> _INFORMATION PROVIDED_
_____

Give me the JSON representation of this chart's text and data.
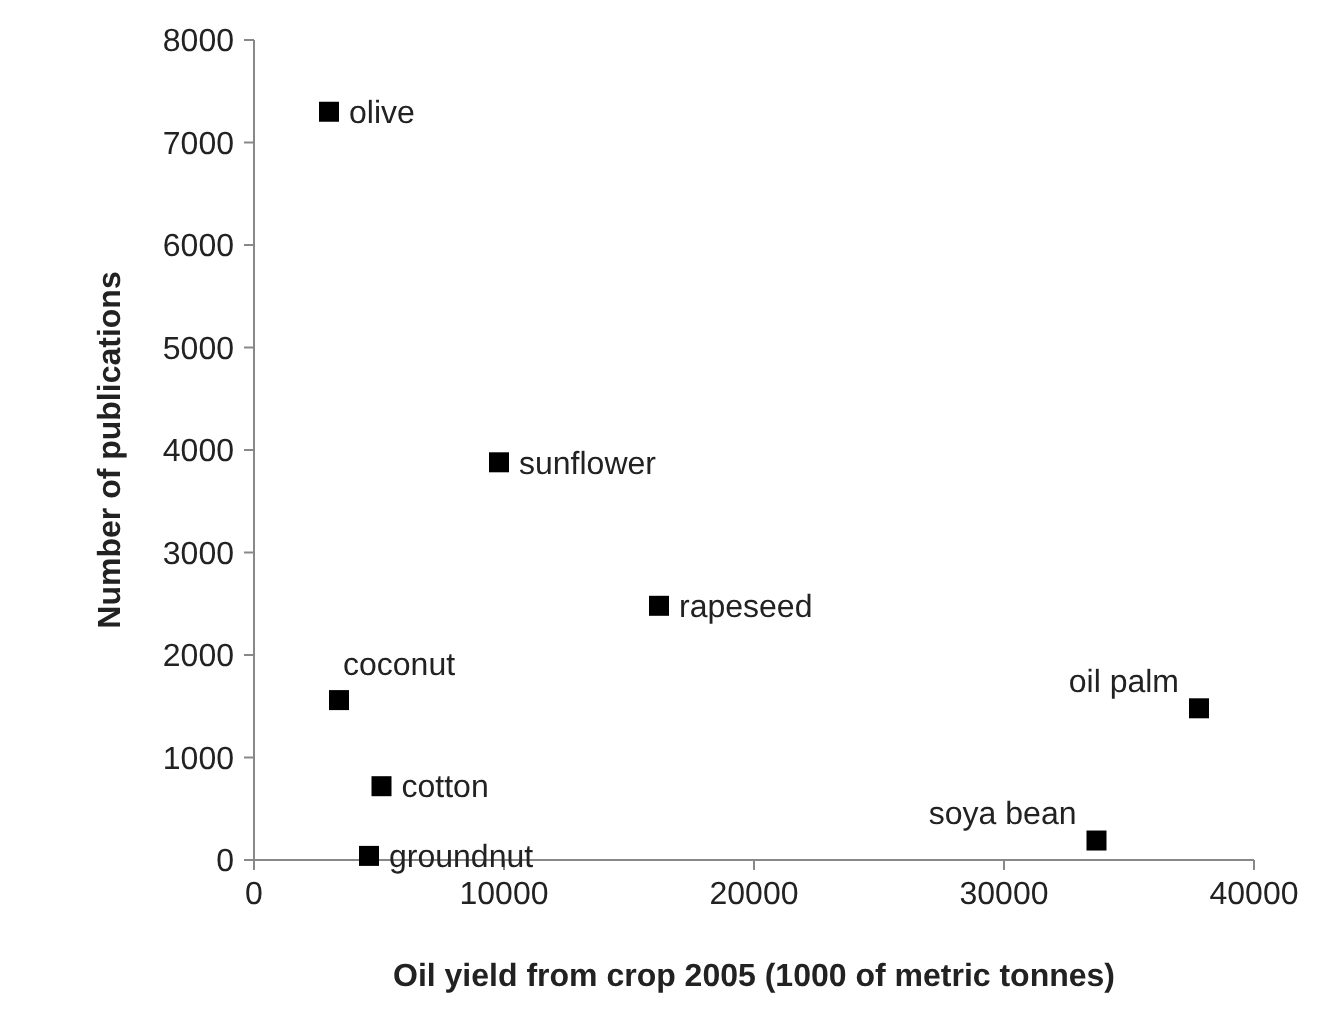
{
  "chart_data": {
    "type": "scatter",
    "xlabel": "Oil yield from crop 2005 (1000 of metric tonnes)",
    "ylabel": "Number of publications",
    "x": [
      3000,
      9800,
      16200,
      37800,
      33700,
      3400,
      5100,
      4600
    ],
    "series": [
      {
        "color": "#000000",
        "values": [
          7300,
          3880,
          2480,
          1480,
          190,
          1560,
          720,
          40
        ]
      }
    ],
    "xlim": [
      0,
      40000
    ],
    "xticks": [
      0,
      10000,
      20000,
      30000,
      40000
    ],
    "ylim": [
      0,
      8000
    ],
    "yticks": [
      0,
      1000,
      2000,
      3000,
      4000,
      5000,
      6000,
      7000,
      8000
    ],
    "marker": "square",
    "grid": false,
    "annotations": [
      {
        "text": "olive",
        "x": 3000,
        "y": 7300
      },
      {
        "text": "sunflower",
        "x": 9800,
        "y": 3880
      },
      {
        "text": "rapeseed",
        "x": 16200,
        "y": 2480
      },
      {
        "text": "oil palm",
        "x": 37800,
        "y": 1480
      },
      {
        "text": "soya bean",
        "x": 33700,
        "y": 190
      },
      {
        "text": "coconut",
        "x": 3400,
        "y": 1560
      },
      {
        "text": "cotton",
        "x": 5100,
        "y": 720
      },
      {
        "text": "groundnut",
        "x": 4600,
        "y": 40
      }
    ]
  }
}
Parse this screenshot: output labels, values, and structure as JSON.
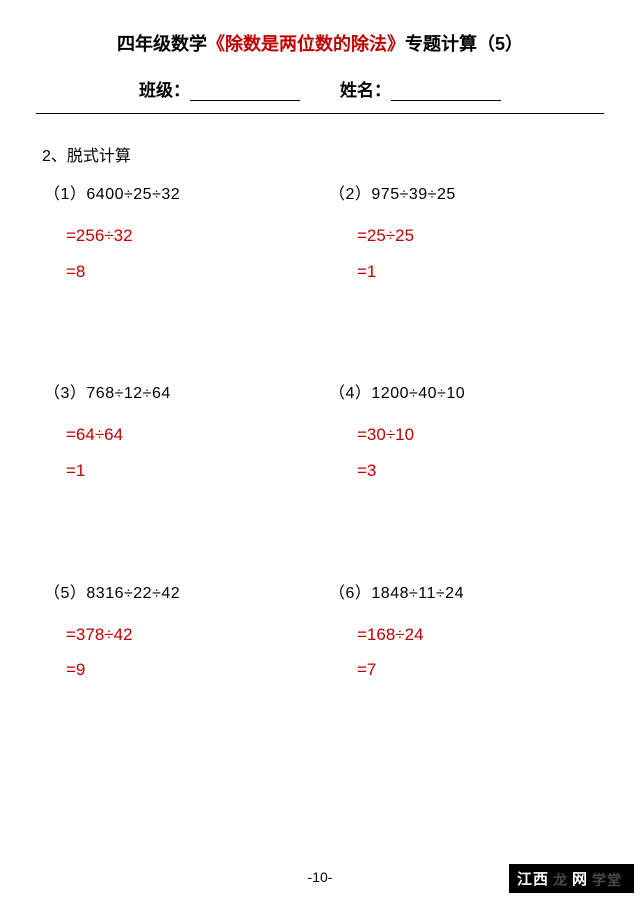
{
  "title": {
    "prefix": "四年级数学",
    "highlight": "《除数是两位数的除法》",
    "suffix": "专题计算（5）"
  },
  "info": {
    "class_label": "班级：",
    "name_label": "姓名："
  },
  "section_label": "2、脱式计算",
  "problems": [
    {
      "num": "（1）",
      "expr": "6400÷25÷32",
      "step1": "=256÷32",
      "step2": "=8"
    },
    {
      "num": "（2）",
      "expr": "975÷39÷25",
      "step1": "=25÷25",
      "step2": "=1"
    },
    {
      "num": "（3）",
      "expr": "768÷12÷64",
      "step1": "=64÷64",
      "step2": "=1"
    },
    {
      "num": "（4）",
      "expr": "1200÷40÷10",
      "step1": "=30÷10",
      "step2": "=3"
    },
    {
      "num": "（5）",
      "expr": "8316÷22÷42",
      "step1": "=378÷42",
      "step2": "=9"
    },
    {
      "num": "（6）",
      "expr": "1848÷11÷24",
      "step1": "=168÷24",
      "step2": "=7"
    }
  ],
  "page_number": "-10-",
  "watermark": {
    "left": "江西",
    "mid": "龙",
    "right": "网",
    "faint": "学堂"
  },
  "colors": {
    "answer": "#c00000",
    "title_highlight": "#c00000",
    "text": "#000000",
    "background": "#ffffff"
  }
}
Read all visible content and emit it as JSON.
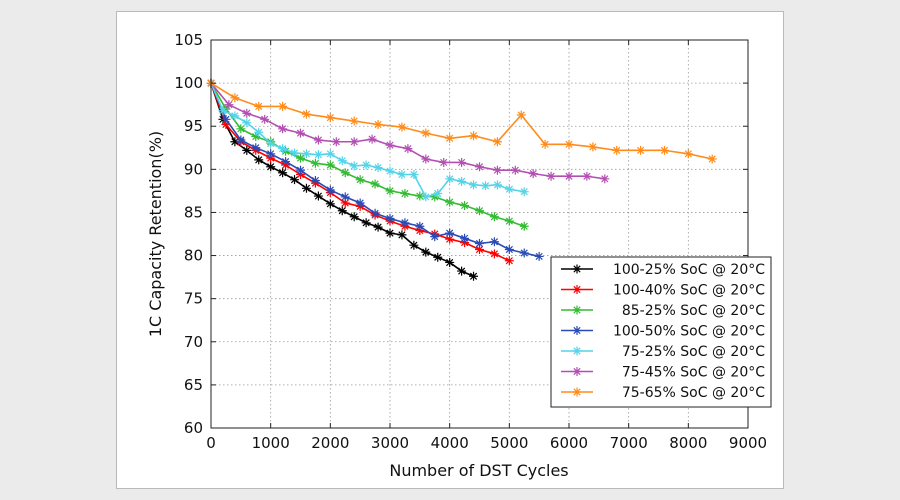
{
  "chart_data": {
    "type": "line",
    "title": "",
    "xlabel": "Number of DST Cycles",
    "ylabel": "1C Capacity Retention(%)",
    "xlim": [
      0,
      9000
    ],
    "ylim": [
      60,
      105
    ],
    "xticks": [
      "0",
      "1000",
      "2000",
      "3000",
      "4000",
      "5000",
      "6000",
      "7000",
      "8000",
      "9000"
    ],
    "yticks": [
      "60",
      "65",
      "70",
      "75",
      "80",
      "85",
      "90",
      "95",
      "100",
      "105"
    ],
    "grid": true,
    "legend_position": "bottom-right",
    "series": [
      {
        "name": "100-25% SoC @ 20°C",
        "color": "#000000",
        "marker": "asterisk",
        "x": [
          0,
          200,
          400,
          600,
          800,
          1000,
          1200,
          1400,
          1600,
          1800,
          2000,
          2200,
          2400,
          2600,
          2800,
          3000,
          3200,
          3400,
          3600,
          3800,
          4000,
          4200,
          4400
        ],
        "y": [
          100,
          95.8,
          93.2,
          92.2,
          91.1,
          90.3,
          89.6,
          88.8,
          87.8,
          86.9,
          86,
          85.2,
          84.5,
          83.8,
          83.3,
          82.6,
          82.4,
          81.2,
          80.4,
          79.8,
          79.2,
          78.2,
          77.6
        ]
      },
      {
        "name": "100-40% SoC @ 20°C",
        "color": "#ff0000",
        "marker": "asterisk",
        "x": [
          0,
          250,
          500,
          750,
          1000,
          1250,
          1500,
          1750,
          2000,
          2250,
          2500,
          2750,
          3000,
          3250,
          3500,
          3750,
          4000,
          4250,
          4500,
          4750,
          5000
        ],
        "y": [
          100,
          95.2,
          93.2,
          92.2,
          91.3,
          90.5,
          89.4,
          88.4,
          87.3,
          86.1,
          85.7,
          84.7,
          84,
          83.4,
          82.9,
          82.5,
          81.9,
          81.5,
          80.7,
          80.2,
          79.4
        ]
      },
      {
        "name": "85-25% SoC @ 20°C",
        "color": "#33bb33",
        "marker": "asterisk",
        "x": [
          0,
          250,
          500,
          750,
          1000,
          1250,
          1500,
          1750,
          2000,
          2250,
          2500,
          2750,
          3000,
          3250,
          3500,
          3750,
          4000,
          4250,
          4500,
          4750,
          5000,
          5250
        ],
        "y": [
          100,
          97,
          94.7,
          93.8,
          93.2,
          92.1,
          91.3,
          90.7,
          90.5,
          89.6,
          88.8,
          88.3,
          87.5,
          87.2,
          86.9,
          86.8,
          86.2,
          85.8,
          85.2,
          84.5,
          84,
          83.4
        ]
      },
      {
        "name": "100-50% SoC @ 20°C",
        "color": "#2a4bb5",
        "marker": "asterisk",
        "x": [
          0,
          250,
          500,
          750,
          1000,
          1250,
          1500,
          1750,
          2000,
          2250,
          2500,
          2750,
          3000,
          3250,
          3500,
          3750,
          4000,
          4250,
          4500,
          4750,
          5000,
          5250,
          5500
        ],
        "y": [
          100,
          95.8,
          93.4,
          92.5,
          91.8,
          90.9,
          89.9,
          88.7,
          87.6,
          86.8,
          86.1,
          84.9,
          84.3,
          83.8,
          83.4,
          82.2,
          82.6,
          82,
          81.4,
          81.6,
          80.7,
          80.3,
          79.9
        ]
      },
      {
        "name": "75-25% SoC @ 20°C",
        "color": "#55d4e8",
        "marker": "asterisk",
        "x": [
          0,
          200,
          400,
          600,
          800,
          1000,
          1200,
          1400,
          1600,
          1800,
          2000,
          2200,
          2400,
          2600,
          2800,
          3000,
          3200,
          3400,
          3600,
          3800,
          4000,
          4200,
          4400,
          4600,
          4800,
          5000,
          5250
        ],
        "y": [
          100,
          96.8,
          96.2,
          95.4,
          94.3,
          93,
          92.4,
          91.9,
          91.8,
          91.7,
          91.8,
          91,
          90.4,
          90.5,
          90.2,
          89.8,
          89.4,
          89.4,
          86.8,
          87.2,
          88.9,
          88.6,
          88.2,
          88.1,
          88.2,
          87.7,
          87.4
        ]
      },
      {
        "name": "75-45% SoC @ 20°C",
        "color": "#b34fb3",
        "marker": "asterisk",
        "x": [
          0,
          300,
          600,
          900,
          1200,
          1500,
          1800,
          2100,
          2400,
          2700,
          3000,
          3300,
          3600,
          3900,
          4200,
          4500,
          4800,
          5100,
          5400,
          5700,
          6000,
          6300,
          6600
        ],
        "y": [
          100,
          97.5,
          96.5,
          95.8,
          94.7,
          94.2,
          93.4,
          93.2,
          93.2,
          93.5,
          92.8,
          92.4,
          91.2,
          90.8,
          90.8,
          90.3,
          89.9,
          89.9,
          89.5,
          89.2,
          89.2,
          89.2,
          88.9
        ]
      },
      {
        "name": "75-65% SoC @ 20°C",
        "color": "#ff8c1a",
        "marker": "asterisk",
        "x": [
          0,
          400,
          800,
          1200,
          1600,
          2000,
          2400,
          2800,
          3200,
          3600,
          4000,
          4400,
          4800,
          5200,
          5600,
          6000,
          6400,
          6800,
          7200,
          7600,
          8000,
          8400
        ],
        "y": [
          100,
          98.3,
          97.3,
          97.3,
          96.4,
          96,
          95.6,
          95.2,
          94.9,
          94.2,
          93.6,
          93.9,
          93.2,
          96.3,
          92.9,
          92.9,
          92.6,
          92.2,
          92.2,
          92.2,
          91.8,
          91.2
        ]
      }
    ]
  }
}
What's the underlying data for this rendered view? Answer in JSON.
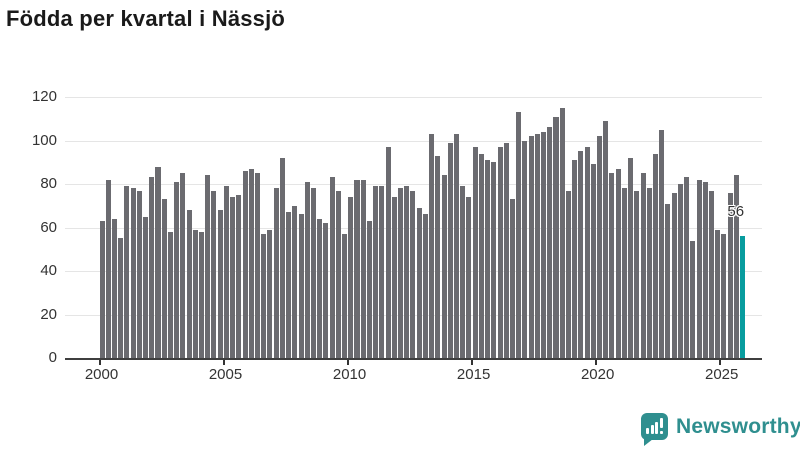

_____

> _WHAT NEEDS TO BE DONE_
Wherever "text" shows up in a line, copy that line.

> _CORRECT RESULT_
Give me the JSON representation of this chart's text and data.
        "text": "olive",
        "text": "sunflower",
        "text": "rapeseed",
        "text": "oil palm",
        "text": "soya bean",
        "text": "coconut",
        "text": "cotton",
        "text": "groundnut",
    "text": "#000000",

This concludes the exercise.